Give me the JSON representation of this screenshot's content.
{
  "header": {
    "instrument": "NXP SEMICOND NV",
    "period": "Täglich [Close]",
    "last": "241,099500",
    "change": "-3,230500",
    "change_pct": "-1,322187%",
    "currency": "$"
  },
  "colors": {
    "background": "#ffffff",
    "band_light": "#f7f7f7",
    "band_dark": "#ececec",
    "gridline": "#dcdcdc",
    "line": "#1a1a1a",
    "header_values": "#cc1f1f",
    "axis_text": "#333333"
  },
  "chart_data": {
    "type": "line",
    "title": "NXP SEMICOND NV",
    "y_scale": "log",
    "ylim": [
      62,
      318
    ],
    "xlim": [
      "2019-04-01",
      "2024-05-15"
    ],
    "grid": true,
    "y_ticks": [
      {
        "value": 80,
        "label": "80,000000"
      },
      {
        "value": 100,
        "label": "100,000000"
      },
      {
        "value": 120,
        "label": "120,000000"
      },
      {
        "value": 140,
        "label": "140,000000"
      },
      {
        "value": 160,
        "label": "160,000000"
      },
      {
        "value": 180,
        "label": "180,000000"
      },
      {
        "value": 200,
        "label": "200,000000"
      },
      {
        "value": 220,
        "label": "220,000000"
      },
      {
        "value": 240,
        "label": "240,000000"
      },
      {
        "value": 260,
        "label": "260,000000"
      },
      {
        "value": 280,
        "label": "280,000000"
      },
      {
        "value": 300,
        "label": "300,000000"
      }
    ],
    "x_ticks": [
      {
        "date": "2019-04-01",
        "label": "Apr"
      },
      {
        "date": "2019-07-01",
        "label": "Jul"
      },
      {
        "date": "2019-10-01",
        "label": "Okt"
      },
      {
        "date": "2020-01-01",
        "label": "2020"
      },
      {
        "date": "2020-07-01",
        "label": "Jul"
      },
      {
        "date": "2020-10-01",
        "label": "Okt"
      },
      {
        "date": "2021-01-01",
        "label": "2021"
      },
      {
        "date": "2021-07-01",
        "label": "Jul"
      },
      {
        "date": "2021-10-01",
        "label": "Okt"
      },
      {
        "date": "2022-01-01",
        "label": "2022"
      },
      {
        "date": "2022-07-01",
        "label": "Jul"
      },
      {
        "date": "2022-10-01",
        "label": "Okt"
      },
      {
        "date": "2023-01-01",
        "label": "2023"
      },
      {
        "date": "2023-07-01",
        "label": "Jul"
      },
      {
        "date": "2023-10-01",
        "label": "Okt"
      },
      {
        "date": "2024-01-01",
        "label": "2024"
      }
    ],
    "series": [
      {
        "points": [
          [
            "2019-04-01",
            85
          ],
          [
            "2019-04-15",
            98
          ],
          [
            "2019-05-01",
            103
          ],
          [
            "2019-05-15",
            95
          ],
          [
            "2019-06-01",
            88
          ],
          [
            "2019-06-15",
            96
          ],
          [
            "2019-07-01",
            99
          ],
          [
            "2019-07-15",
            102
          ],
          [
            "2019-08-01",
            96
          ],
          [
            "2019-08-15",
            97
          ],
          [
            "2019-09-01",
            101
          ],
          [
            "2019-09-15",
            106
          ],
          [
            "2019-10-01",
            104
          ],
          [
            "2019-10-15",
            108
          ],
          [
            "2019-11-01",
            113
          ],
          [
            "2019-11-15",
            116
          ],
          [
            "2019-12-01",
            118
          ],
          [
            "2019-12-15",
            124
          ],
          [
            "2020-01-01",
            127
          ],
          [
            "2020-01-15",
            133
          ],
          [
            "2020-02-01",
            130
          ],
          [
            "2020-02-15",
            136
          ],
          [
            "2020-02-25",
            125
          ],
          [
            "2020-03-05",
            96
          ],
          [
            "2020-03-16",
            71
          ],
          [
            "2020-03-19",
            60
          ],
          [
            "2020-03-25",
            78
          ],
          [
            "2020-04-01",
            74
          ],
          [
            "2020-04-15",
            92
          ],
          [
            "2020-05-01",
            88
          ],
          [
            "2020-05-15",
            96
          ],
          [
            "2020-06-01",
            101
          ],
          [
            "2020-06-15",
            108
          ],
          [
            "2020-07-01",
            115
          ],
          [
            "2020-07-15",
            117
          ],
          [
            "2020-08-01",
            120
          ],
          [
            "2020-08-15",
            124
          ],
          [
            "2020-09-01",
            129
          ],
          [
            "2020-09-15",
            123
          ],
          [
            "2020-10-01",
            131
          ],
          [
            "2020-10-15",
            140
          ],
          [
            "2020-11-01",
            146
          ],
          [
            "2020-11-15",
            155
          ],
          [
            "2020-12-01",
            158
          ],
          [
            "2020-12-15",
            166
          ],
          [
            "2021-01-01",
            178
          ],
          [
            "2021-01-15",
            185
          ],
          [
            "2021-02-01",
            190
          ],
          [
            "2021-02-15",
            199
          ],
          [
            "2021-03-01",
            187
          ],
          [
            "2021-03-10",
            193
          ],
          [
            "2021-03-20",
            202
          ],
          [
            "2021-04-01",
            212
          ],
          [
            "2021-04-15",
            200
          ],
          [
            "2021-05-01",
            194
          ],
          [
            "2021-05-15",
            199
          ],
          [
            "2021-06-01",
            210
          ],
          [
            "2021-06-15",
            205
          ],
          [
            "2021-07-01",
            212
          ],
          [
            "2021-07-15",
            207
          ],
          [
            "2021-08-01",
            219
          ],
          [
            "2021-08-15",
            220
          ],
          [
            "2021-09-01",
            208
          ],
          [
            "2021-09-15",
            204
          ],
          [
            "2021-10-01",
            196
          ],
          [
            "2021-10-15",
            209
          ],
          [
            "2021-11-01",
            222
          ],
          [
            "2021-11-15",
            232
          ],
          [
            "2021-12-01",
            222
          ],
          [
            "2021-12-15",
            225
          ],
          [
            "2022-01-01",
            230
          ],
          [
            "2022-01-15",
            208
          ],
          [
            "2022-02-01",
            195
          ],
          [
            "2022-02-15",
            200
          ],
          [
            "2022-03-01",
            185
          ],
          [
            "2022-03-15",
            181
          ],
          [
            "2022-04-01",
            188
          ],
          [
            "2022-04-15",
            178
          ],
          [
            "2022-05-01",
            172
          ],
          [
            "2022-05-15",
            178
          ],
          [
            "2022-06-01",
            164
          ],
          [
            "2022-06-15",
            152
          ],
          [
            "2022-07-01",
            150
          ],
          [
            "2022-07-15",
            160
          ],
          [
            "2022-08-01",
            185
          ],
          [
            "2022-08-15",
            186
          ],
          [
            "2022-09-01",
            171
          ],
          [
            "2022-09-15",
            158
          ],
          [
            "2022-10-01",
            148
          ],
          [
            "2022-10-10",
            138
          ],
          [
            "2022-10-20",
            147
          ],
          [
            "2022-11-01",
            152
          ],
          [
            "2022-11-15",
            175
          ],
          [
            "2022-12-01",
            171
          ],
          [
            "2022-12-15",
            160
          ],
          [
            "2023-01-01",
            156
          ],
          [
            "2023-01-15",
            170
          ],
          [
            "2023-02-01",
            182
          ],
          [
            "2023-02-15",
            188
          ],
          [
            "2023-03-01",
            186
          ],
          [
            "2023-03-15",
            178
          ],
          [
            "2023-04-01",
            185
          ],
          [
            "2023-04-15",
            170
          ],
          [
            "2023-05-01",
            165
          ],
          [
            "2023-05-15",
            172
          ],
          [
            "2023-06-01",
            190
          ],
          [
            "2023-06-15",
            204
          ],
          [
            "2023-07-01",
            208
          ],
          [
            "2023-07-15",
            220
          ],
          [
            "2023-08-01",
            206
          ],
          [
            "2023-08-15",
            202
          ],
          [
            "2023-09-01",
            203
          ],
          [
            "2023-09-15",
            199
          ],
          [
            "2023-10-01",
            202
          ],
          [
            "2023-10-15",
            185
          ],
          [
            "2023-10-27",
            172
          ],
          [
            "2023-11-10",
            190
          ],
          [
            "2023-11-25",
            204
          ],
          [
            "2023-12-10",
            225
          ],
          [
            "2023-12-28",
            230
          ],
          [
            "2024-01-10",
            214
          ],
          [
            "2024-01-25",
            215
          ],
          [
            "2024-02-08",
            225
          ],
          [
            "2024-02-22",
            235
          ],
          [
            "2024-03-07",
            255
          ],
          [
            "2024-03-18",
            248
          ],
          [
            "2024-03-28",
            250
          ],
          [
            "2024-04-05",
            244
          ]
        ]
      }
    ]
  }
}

**Objective:**
Only a number is wanted: how many lines contain the word "SEMICOND"?

**Answer:**
2